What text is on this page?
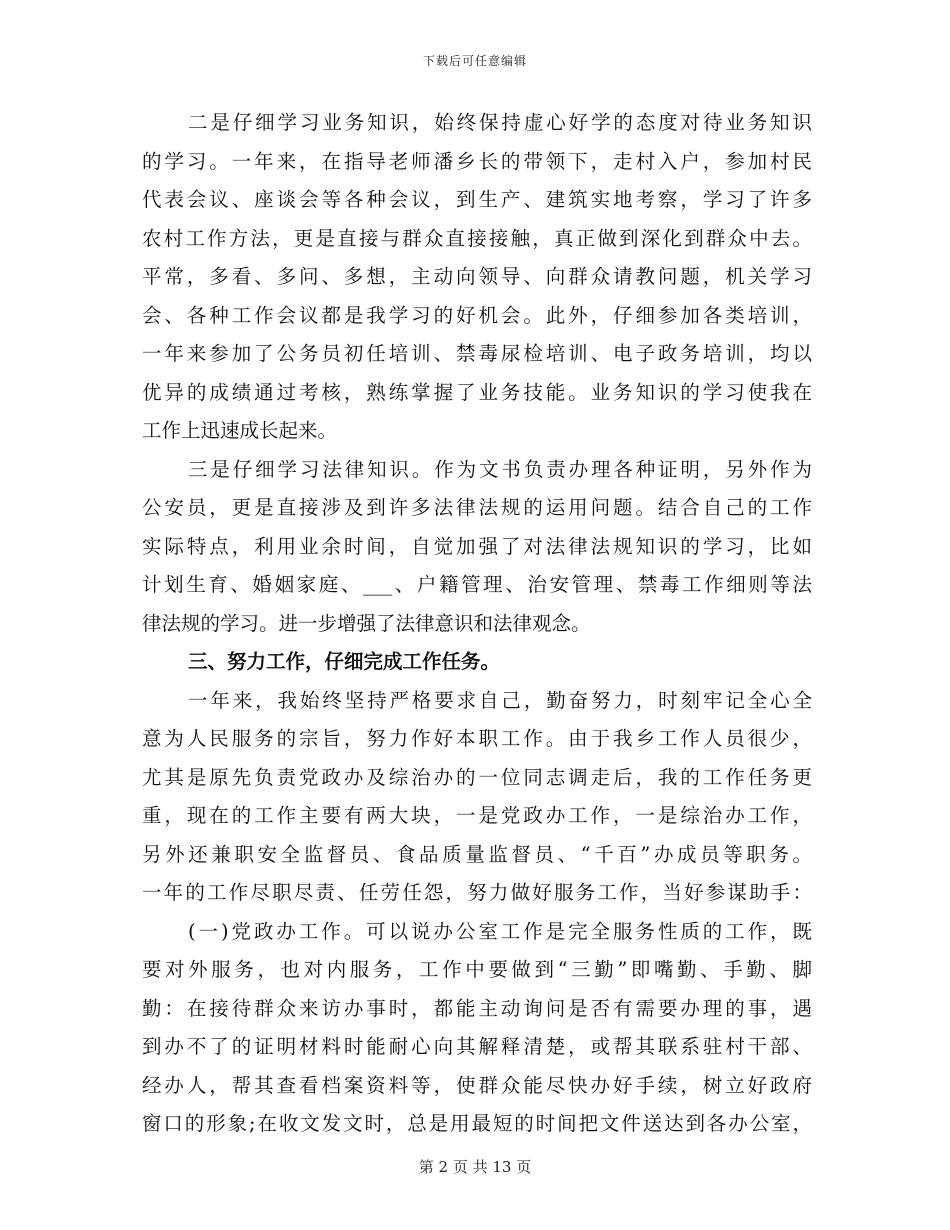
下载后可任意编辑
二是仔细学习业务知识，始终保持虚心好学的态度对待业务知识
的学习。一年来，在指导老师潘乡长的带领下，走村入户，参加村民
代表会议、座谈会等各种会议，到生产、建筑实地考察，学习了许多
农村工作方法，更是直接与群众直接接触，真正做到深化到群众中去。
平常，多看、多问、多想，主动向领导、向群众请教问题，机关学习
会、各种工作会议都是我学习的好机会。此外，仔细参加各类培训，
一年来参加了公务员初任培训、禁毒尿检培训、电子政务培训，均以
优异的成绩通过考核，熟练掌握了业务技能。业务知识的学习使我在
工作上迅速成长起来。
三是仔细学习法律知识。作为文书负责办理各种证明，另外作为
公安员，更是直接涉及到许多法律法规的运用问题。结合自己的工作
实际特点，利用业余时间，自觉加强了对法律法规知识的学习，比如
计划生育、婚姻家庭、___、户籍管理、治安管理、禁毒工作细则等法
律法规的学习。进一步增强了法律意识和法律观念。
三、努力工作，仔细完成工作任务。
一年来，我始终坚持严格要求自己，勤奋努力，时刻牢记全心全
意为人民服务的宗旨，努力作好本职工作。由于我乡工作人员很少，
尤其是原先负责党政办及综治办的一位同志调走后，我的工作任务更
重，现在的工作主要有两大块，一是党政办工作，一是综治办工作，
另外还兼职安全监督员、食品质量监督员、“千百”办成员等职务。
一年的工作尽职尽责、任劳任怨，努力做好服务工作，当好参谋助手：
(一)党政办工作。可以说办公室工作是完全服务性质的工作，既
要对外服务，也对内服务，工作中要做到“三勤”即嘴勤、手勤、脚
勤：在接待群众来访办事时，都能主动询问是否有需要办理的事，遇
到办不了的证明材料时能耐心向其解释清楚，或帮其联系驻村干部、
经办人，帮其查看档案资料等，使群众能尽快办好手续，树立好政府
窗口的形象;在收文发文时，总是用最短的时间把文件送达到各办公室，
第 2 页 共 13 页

--------------------------------

• _SET EXERCISE_: Reproduce the material word for word, minus the images.

• _RESULT BELOW_:
What text is on this page?
下载后可任意编辑
二是仔细学习业务知识，始终保持虚心好学的态度对待业务知识
的学习。一年来，在指导老师潘乡长的带领下，走村入户，参加村民
代表会议、座谈会等各种会议，到生产、建筑实地考察，学习了许多
农村工作方法，更是直接与群众直接接触，真正做到深化到群众中去。
平常，多看、多问、多想，主动向领导、向群众请教问题，机关学习
会、各种工作会议都是我学习的好机会。此外，仔细参加各类培训，
一年来参加了公务员初任培训、禁毒尿检培训、电子政务培训，均以
优异的成绩通过考核，熟练掌握了业务技能。业务知识的学习使我在
工作上迅速成长起来。
三是仔细学习法律知识。作为文书负责办理各种证明，另外作为
公安员，更是直接涉及到许多法律法规的运用问题。结合自己的工作
实际特点，利用业余时间，自觉加强了对法律法规知识的学习，比如
计划生育、婚姻家庭、___、户籍管理、治安管理、禁毒工作细则等法
律法规的学习。进一步增强了法律意识和法律观念。
三、努力工作，仔细完成工作任务。
一年来，我始终坚持严格要求自己，勤奋努力，时刻牢记全心全
意为人民服务的宗旨，努力作好本职工作。由于我乡工作人员很少，
尤其是原先负责党政办及综治办的一位同志调走后，我的工作任务更
重，现在的工作主要有两大块，一是党政办工作，一是综治办工作，
另外还兼职安全监督员、食品质量监督员、“千百”办成员等职务。
一年的工作尽职尽责、任劳任怨，努力做好服务工作，当好参谋助手：
(一)党政办工作。可以说办公室工作是完全服务性质的工作，既
要对外服务，也对内服务，工作中要做到“三勤”即嘴勤、手勤、脚
勤：在接待群众来访办事时，都能主动询问是否有需要办理的事，遇
到办不了的证明材料时能耐心向其解释清楚，或帮其联系驻村干部、
经办人，帮其查看档案资料等，使群众能尽快办好手续，树立好政府
窗口的形象;在收文发文时，总是用最短的时间把文件送达到各办公室，
第 2 页 共 13 页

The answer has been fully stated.